Using the load balancing chapter, answer:
(a) How often does the gateway refresh its list of backends?
(b) What are the two ways to select a balancing strategy at runtime?
(c) Which backend does the least-connections strategy send each request to?

PAGE EXCERPT —
* begin *

Chapter 21: Load Balancing
When multiple servers can handle the same request, a load balancer decides which server should receive each request. Effective load balancing ensures that no single server becomes a bottleneck while others sit idle. It is a fundamental technique for achieving both scalability and reliability in distributed systems.
Gateway Load Balancer
Our system's entry point is a gateway load balancer that sits in front of multiple frontend instances. It maintains a pool of backends, each tracked with its health status and active connection count:
Seeloadbalancer/src/main.rs for the full implementation.
struct Backend {
address: String,
healthy: bool,
active_connections: usize,
}
struct LoadBalancer {
backends: Vec<Backend>,
strategy: String,
next_index: usize,
}
The load balancer discovers its backends dynamically. Every five seconds, a
background task calls discovery::list("frontend") to refresh the backend
list. New backends are added automatically; backends that disappear from
discovery are removed.
Balancing Strategies
The gateway supports four strategies, selectable at runtime via the
/__lb_strategy endpoint or the STRATEGY environment variable:
Round-robin distributes requests sequentially, skipping unhealthy backends. It works well when servers and requests are homogeneous:
// round-robin: increment next_index, skip unhealthy
let start = self.next_index;
let total = self.backends.len();
for offset in 0..total {
let idx = (start + offset) % total;
if self.backends[idx].healthy {
self.next_index = (idx + 1) % total;
return Some(idx);
}
}
Least-connections sends each request to the healthy backend with the fewest active connections. This naturally accounts for heterogeneous request costs — slow requests keep a connection open longer, directing traffic elsewhere:
// least-connections: pick the healthy backend with fewest active
let mut best = healthy[0];
for &i in &healthy {
if self.backends[i].active_connections
< self.backends[best].active_connections
{
best = i;
}
}
Some(best)

* end *

GIVEN RECORDS —

* begin *

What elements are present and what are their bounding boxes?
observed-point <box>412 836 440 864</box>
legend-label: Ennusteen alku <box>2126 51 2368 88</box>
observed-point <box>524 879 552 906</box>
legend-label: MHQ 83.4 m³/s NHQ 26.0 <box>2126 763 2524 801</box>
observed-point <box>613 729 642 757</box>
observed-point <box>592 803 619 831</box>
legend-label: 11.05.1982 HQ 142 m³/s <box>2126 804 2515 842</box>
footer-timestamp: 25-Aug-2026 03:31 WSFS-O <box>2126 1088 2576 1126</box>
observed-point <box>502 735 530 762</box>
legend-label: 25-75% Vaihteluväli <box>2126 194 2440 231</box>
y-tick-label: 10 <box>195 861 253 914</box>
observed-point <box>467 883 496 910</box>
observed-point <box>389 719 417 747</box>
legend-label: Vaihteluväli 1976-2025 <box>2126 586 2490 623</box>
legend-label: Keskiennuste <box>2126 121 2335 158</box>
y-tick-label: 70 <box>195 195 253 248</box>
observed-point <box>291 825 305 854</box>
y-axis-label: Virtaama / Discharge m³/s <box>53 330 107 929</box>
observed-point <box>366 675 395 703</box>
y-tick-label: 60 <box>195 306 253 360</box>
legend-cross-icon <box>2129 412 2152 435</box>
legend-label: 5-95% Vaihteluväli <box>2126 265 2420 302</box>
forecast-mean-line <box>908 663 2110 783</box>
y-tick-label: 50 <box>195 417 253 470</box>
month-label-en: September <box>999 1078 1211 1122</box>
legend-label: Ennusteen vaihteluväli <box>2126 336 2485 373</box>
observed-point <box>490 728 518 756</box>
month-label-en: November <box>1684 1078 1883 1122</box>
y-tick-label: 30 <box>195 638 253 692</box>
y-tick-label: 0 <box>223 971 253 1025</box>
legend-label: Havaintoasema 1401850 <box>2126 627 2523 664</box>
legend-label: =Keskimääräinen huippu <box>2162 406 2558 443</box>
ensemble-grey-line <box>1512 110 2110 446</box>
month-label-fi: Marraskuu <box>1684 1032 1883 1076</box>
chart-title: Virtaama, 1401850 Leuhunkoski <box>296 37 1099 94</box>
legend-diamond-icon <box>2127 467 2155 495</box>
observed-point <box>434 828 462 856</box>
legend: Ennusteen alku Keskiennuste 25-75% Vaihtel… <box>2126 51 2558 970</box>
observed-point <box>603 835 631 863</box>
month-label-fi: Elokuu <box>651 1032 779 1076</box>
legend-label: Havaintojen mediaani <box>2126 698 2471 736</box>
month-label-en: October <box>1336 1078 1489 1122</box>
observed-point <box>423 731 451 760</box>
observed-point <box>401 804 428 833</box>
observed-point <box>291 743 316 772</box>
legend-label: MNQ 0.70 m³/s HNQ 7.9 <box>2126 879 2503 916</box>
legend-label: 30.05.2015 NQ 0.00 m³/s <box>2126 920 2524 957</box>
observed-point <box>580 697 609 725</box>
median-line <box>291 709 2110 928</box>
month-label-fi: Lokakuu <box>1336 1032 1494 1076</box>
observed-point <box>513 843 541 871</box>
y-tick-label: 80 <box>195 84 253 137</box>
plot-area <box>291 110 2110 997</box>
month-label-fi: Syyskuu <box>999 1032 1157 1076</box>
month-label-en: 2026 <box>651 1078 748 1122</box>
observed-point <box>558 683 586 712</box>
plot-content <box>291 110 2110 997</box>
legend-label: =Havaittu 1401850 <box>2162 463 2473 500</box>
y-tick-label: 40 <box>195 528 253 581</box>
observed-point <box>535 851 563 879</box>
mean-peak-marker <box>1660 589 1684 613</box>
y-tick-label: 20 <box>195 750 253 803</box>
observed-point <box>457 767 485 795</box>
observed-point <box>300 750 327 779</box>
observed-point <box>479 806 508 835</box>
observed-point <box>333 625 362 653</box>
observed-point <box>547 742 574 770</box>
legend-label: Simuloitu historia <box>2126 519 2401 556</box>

* end *

SOLUTION —
(a) Every five seconds.
(b) The /__lb_strategy endpoint or the STRATEGY environment variable.
(c) The healthy backend with the fewest active connections.